■ **Given request**:
Starting at the line containing "539, 171, 554]" and ending with the line containing "631, 95, 646]", switch "wave-label" to "wave-marker". Repeat those lines with that one change and everything else as it stands.
==== Given records
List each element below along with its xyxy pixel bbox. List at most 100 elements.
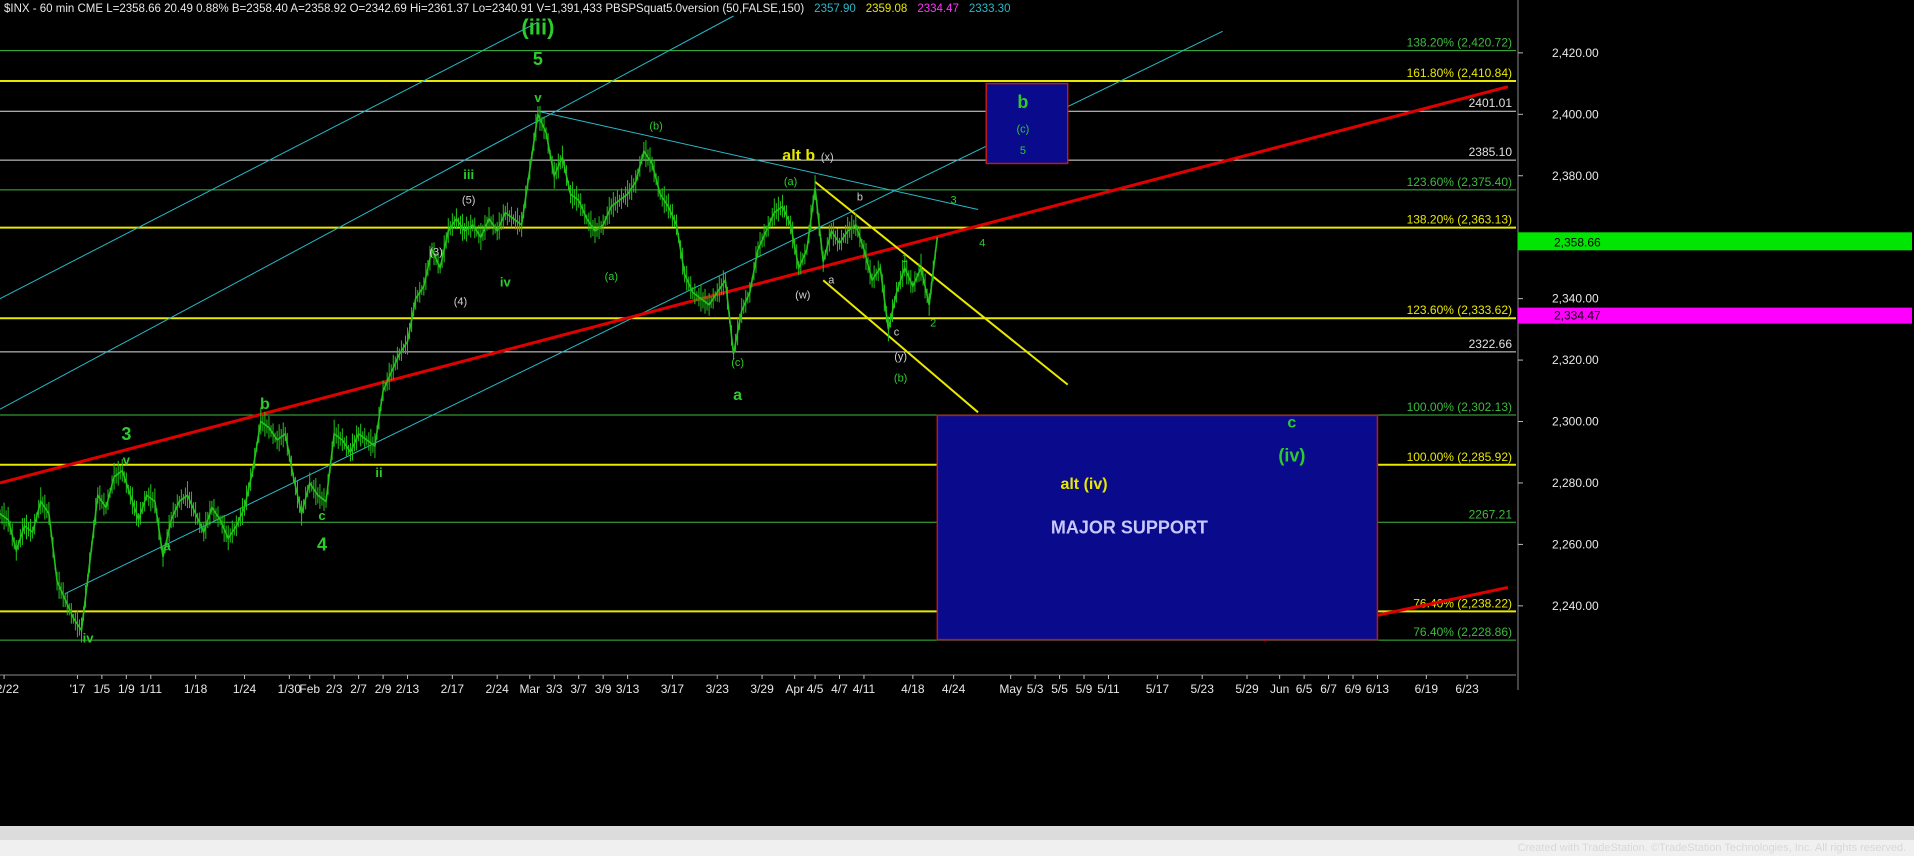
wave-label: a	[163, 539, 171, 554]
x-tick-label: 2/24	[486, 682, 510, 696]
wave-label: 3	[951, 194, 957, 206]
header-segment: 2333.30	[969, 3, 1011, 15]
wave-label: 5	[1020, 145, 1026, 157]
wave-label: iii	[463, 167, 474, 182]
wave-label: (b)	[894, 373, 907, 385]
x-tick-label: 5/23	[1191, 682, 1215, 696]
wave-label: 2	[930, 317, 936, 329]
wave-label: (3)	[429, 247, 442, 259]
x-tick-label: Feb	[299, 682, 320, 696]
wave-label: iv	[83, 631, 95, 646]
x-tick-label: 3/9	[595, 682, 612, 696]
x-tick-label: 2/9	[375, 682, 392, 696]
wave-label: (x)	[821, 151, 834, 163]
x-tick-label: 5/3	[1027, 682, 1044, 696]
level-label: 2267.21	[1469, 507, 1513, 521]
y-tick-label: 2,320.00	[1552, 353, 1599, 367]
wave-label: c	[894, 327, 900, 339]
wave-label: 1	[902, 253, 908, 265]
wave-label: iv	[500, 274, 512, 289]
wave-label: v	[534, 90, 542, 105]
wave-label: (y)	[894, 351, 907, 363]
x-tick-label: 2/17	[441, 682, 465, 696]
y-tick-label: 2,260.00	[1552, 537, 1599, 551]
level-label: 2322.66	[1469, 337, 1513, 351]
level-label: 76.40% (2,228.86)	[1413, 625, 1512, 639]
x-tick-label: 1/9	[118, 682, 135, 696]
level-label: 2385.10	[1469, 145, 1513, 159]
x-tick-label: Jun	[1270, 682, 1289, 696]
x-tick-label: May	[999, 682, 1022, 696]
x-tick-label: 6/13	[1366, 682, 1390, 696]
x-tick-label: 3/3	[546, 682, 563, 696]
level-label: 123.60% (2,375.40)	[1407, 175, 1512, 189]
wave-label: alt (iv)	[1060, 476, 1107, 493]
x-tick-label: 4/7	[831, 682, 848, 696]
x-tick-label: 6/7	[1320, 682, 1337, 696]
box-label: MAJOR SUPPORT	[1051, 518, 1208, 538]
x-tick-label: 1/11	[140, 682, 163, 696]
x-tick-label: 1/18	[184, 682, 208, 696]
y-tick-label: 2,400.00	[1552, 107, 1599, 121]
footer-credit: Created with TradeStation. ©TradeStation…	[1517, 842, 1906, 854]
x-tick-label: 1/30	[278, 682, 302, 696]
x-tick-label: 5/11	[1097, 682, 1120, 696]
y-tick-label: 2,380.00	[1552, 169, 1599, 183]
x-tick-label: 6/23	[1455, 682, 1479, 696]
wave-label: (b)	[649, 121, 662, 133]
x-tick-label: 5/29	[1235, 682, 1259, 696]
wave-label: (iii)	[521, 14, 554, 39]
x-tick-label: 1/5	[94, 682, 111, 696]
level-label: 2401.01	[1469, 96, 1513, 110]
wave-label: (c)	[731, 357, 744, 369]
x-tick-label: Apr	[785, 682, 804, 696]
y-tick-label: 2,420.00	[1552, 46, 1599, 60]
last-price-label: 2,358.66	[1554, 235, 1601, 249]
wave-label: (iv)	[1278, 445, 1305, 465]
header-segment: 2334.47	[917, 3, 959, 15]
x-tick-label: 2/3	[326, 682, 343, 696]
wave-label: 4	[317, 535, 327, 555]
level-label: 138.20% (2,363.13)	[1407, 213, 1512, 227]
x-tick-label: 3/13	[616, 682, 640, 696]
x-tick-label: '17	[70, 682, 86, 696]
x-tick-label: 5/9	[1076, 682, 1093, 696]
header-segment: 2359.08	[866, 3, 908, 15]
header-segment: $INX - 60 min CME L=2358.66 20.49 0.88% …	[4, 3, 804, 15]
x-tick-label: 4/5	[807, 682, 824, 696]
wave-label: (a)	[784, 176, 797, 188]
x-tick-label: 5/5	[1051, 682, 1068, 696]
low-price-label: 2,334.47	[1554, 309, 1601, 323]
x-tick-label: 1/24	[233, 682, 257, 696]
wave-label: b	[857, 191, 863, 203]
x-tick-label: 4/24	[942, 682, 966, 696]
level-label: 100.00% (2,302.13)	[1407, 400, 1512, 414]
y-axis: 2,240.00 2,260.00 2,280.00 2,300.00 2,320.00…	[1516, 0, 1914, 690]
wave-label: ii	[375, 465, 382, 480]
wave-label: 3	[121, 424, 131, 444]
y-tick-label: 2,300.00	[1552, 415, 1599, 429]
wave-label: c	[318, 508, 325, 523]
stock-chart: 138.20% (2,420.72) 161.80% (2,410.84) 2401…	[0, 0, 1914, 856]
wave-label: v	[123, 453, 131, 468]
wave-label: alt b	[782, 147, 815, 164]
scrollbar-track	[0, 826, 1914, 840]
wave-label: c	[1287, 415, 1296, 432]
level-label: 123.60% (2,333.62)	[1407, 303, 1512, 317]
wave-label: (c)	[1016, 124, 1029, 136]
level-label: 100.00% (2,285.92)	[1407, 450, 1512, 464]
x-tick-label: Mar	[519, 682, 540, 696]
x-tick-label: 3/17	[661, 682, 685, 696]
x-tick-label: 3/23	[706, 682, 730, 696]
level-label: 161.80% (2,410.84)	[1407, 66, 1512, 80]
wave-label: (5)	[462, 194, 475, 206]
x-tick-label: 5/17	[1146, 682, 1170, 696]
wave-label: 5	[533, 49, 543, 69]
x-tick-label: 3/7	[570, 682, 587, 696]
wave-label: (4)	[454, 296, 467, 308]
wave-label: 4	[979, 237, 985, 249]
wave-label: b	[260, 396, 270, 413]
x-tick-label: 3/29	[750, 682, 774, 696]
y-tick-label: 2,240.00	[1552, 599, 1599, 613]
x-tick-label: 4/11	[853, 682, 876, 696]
========
==== Given records
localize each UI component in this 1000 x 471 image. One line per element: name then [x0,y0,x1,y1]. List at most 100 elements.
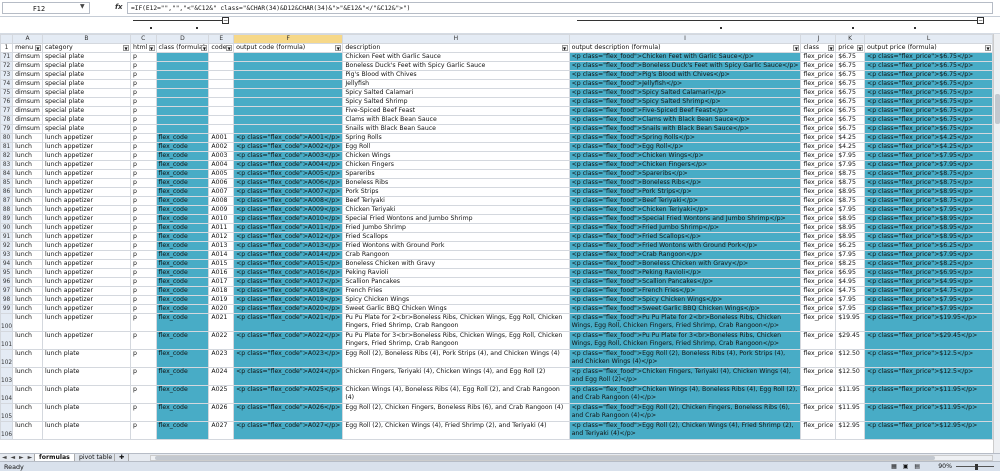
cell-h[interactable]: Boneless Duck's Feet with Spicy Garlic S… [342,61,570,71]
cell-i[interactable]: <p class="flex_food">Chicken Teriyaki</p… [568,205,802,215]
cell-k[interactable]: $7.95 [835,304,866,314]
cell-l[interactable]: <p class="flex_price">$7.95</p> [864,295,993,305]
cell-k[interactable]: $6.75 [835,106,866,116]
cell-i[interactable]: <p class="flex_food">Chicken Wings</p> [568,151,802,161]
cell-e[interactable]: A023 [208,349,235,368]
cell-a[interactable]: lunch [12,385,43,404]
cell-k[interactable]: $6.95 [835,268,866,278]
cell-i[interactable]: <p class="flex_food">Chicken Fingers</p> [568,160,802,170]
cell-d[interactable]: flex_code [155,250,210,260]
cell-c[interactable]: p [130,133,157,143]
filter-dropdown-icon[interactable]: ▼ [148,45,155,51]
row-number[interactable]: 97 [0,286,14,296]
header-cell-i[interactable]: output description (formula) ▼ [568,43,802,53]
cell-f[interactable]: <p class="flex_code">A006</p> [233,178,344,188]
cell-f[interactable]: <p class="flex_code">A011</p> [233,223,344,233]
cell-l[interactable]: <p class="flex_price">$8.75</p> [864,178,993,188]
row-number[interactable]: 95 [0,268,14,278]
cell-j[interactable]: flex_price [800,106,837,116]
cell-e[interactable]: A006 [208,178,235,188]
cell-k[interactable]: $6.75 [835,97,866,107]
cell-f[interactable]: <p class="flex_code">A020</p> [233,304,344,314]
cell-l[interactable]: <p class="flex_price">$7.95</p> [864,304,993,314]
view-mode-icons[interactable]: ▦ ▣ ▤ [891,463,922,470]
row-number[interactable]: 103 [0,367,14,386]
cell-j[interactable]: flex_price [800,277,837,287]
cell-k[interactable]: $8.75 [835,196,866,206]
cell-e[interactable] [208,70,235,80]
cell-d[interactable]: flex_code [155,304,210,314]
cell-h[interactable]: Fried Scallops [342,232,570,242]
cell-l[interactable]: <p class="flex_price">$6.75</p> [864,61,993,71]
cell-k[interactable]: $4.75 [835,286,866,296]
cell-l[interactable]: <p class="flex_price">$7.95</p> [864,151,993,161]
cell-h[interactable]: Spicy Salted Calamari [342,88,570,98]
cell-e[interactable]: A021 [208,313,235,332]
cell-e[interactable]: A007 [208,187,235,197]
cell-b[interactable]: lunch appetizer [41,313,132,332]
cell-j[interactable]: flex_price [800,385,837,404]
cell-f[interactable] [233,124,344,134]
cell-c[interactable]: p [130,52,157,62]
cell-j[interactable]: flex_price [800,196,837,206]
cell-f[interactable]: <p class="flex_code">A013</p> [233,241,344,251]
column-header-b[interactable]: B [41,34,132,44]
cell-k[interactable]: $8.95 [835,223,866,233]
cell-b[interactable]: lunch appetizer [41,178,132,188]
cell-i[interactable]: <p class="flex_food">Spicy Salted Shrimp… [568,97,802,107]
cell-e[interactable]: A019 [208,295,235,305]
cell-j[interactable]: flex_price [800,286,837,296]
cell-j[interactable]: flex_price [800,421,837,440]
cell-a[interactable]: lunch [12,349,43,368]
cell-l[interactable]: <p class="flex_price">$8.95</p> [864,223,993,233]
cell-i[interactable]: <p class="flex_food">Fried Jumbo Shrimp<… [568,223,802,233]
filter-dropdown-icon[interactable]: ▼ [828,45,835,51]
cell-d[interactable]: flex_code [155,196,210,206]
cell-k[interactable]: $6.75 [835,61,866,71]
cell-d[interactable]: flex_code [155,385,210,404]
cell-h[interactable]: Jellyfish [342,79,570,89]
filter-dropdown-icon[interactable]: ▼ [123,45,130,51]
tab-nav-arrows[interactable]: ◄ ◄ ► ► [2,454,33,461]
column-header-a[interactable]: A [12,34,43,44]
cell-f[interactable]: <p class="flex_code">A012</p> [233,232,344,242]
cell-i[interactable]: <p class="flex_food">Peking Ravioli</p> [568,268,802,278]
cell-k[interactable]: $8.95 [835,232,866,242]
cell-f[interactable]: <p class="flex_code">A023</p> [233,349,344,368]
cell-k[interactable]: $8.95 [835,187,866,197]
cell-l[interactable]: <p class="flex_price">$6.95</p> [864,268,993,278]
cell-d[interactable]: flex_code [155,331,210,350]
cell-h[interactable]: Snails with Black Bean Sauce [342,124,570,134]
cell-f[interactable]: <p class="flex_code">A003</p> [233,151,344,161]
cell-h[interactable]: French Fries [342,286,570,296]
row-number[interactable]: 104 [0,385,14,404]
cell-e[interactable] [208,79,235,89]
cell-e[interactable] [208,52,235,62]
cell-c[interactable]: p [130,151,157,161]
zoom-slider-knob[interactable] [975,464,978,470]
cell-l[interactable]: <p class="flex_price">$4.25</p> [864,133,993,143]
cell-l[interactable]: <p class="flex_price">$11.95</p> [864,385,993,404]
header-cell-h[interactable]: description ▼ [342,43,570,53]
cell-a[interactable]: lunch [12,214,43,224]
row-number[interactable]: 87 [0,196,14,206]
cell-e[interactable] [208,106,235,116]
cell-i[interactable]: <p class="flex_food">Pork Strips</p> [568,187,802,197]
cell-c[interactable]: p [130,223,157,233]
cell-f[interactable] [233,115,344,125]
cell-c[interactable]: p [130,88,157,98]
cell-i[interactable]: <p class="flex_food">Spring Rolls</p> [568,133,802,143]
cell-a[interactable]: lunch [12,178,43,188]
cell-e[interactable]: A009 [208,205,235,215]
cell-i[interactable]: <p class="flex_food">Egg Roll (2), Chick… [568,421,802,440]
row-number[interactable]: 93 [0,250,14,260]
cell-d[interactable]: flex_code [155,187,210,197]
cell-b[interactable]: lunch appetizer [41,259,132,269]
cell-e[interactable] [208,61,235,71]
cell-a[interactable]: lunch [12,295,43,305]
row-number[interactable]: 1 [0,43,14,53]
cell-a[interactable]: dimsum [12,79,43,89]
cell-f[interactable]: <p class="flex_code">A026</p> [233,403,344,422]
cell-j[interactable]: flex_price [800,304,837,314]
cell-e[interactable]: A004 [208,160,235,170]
========
■ **Written answer**:
wave-marker: a	[163, 539, 171, 554]
x-tick-label: 2/24	[486, 682, 510, 696]
wave-marker: 3	[951, 194, 957, 206]
header-segment: 2333.30	[969, 3, 1011, 15]
wave-marker: 5	[1020, 145, 1026, 157]
wave-marker: iii	[463, 167, 474, 182]
wave-marker: (b)	[894, 373, 907, 385]
x-tick-label: 5/23	[1191, 682, 1215, 696]
wave-marker: 2	[930, 317, 936, 329]
wave-marker: (3)	[429, 247, 442, 259]
x-tick-label: Feb	[299, 682, 320, 696]
wave-marker: iv	[83, 631, 95, 646]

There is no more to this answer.